-- START OF STORED DATA --

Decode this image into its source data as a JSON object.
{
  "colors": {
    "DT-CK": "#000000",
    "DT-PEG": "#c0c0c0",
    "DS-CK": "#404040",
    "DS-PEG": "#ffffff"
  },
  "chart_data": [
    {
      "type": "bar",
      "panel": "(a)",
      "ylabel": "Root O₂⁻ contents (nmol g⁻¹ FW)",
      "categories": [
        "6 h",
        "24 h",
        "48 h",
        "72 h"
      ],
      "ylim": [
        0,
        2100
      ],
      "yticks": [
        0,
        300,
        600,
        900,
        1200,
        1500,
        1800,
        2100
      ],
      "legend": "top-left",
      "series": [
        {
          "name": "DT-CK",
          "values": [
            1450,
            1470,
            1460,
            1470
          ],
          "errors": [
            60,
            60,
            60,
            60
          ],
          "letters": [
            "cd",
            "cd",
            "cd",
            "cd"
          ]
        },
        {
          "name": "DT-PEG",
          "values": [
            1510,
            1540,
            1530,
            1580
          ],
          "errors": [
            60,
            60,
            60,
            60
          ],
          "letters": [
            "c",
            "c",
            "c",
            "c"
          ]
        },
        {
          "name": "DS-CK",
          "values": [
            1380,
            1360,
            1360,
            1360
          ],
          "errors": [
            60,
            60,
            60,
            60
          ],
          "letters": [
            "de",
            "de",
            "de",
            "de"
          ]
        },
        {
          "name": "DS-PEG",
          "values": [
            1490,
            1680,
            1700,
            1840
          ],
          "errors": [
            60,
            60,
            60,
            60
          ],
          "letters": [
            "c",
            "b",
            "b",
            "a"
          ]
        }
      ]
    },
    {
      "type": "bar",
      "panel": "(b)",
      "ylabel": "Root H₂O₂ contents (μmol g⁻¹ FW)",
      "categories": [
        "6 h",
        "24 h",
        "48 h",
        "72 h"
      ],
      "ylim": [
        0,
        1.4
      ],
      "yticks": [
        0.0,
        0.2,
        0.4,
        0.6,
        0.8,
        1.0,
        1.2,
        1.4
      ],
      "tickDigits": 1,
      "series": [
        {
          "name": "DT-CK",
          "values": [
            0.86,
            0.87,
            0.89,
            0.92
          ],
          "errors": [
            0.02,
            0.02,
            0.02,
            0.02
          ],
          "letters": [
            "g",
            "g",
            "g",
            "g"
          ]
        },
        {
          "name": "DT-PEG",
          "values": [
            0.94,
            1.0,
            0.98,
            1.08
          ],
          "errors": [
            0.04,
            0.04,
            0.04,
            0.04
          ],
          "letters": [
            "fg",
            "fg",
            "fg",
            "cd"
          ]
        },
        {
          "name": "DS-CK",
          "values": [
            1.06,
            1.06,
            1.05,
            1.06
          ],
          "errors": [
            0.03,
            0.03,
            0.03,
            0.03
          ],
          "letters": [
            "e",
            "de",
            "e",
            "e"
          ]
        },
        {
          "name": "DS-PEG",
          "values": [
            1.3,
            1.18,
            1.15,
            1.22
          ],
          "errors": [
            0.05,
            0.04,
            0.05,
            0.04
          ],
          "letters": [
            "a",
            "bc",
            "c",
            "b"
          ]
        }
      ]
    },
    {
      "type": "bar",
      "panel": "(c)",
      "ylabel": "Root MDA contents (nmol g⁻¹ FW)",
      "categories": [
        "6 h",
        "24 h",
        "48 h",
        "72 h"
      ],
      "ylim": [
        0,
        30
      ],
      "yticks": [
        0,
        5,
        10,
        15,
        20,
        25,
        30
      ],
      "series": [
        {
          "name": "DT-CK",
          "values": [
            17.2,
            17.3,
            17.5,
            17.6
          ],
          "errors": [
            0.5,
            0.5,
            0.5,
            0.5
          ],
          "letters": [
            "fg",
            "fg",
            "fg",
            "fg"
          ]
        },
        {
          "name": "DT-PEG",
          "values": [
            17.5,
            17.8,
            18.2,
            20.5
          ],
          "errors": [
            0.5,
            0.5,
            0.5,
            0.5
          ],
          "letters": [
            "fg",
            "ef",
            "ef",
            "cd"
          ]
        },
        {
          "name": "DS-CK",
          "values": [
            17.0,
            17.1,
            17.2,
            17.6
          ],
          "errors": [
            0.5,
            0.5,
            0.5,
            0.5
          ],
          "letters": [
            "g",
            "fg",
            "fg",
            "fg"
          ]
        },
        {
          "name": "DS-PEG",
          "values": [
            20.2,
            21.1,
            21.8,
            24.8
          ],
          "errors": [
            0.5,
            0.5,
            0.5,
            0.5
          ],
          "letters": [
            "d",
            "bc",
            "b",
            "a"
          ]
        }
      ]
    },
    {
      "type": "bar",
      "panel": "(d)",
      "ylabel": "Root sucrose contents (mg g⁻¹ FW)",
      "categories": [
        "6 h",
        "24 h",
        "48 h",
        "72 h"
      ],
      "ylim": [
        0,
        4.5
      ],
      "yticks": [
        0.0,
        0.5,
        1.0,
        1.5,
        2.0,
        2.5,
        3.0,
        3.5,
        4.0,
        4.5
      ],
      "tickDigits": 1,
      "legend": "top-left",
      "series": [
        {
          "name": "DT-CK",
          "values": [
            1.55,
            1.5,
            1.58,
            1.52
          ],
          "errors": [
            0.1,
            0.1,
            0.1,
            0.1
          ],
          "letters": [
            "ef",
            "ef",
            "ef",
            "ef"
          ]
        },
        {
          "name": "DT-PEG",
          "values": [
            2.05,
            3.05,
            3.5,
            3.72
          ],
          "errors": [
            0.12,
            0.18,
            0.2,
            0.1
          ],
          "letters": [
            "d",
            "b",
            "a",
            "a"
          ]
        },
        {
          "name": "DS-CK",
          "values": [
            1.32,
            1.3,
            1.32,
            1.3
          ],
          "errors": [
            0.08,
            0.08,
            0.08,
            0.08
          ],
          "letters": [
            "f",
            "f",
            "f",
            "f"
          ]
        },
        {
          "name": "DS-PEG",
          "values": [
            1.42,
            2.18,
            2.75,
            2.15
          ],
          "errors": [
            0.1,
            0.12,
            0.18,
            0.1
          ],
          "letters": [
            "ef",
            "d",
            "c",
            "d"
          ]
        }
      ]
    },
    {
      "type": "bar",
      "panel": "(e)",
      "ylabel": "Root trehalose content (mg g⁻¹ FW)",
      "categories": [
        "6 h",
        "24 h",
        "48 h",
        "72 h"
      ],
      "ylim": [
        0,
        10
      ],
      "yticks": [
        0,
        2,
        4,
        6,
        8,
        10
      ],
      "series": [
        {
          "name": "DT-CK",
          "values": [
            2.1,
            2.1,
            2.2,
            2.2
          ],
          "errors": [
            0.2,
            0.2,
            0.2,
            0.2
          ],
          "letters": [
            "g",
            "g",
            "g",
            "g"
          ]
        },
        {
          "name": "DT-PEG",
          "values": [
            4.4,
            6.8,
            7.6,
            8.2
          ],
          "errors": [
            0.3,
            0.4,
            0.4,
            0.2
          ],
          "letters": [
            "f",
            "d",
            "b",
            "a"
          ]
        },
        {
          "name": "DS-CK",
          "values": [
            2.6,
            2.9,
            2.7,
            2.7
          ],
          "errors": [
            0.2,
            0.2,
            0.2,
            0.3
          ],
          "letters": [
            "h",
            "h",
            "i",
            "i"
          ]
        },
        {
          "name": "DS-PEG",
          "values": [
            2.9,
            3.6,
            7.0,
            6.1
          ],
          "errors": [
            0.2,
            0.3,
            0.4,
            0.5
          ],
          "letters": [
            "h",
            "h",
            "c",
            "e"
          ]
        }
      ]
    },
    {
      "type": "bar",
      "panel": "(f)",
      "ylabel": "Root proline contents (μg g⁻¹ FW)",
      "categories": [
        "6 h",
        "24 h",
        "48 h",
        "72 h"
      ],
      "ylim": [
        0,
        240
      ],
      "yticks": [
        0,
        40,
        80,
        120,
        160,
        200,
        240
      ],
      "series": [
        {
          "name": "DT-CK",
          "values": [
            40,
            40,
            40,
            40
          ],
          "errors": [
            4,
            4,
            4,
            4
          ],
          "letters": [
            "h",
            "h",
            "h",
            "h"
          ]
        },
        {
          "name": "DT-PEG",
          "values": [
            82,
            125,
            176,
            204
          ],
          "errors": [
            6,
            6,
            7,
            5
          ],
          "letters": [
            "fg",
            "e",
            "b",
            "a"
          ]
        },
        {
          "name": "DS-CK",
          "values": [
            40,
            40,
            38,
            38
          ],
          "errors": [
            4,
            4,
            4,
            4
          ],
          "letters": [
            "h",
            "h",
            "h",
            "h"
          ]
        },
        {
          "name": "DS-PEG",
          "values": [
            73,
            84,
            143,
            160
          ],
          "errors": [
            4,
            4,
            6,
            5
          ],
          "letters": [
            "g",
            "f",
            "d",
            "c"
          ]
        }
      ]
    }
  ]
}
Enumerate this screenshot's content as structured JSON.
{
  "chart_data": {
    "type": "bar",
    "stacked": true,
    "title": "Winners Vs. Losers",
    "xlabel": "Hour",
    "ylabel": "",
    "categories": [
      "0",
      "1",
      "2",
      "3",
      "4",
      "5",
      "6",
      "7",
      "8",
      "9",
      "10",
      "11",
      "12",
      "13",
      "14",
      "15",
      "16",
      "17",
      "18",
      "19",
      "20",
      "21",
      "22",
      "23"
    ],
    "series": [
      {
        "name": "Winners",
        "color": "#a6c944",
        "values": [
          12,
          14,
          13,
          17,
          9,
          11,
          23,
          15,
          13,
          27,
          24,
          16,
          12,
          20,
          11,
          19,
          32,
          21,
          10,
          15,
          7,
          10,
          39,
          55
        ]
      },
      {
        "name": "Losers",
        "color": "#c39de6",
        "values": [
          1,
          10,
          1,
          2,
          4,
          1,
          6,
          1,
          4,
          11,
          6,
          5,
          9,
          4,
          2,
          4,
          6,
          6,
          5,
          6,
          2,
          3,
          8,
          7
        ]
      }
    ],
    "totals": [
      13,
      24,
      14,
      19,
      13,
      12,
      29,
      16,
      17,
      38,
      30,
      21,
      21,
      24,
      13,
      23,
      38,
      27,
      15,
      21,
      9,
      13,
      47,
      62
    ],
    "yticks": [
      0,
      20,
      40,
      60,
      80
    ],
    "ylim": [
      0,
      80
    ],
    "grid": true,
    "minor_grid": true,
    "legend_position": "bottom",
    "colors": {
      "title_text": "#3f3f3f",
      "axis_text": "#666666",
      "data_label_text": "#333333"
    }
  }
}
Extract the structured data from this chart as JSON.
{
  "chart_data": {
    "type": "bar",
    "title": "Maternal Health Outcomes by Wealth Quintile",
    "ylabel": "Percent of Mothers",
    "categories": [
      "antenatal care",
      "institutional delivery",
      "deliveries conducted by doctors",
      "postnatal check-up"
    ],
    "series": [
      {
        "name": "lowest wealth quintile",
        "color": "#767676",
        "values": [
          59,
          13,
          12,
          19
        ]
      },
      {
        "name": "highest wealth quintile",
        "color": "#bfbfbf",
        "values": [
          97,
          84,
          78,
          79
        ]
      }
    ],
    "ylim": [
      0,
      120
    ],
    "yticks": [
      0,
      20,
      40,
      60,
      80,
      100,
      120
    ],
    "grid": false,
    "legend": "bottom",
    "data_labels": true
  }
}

-- END OF STORED DATA --

INSTRUCTIONS TO FOLLOW >> Find and copy every line in the entries above where the string "Winners" occurs.

TASK SOLUTION >>
    "title": "Winners Vs. Losers",
        "name": "Winners",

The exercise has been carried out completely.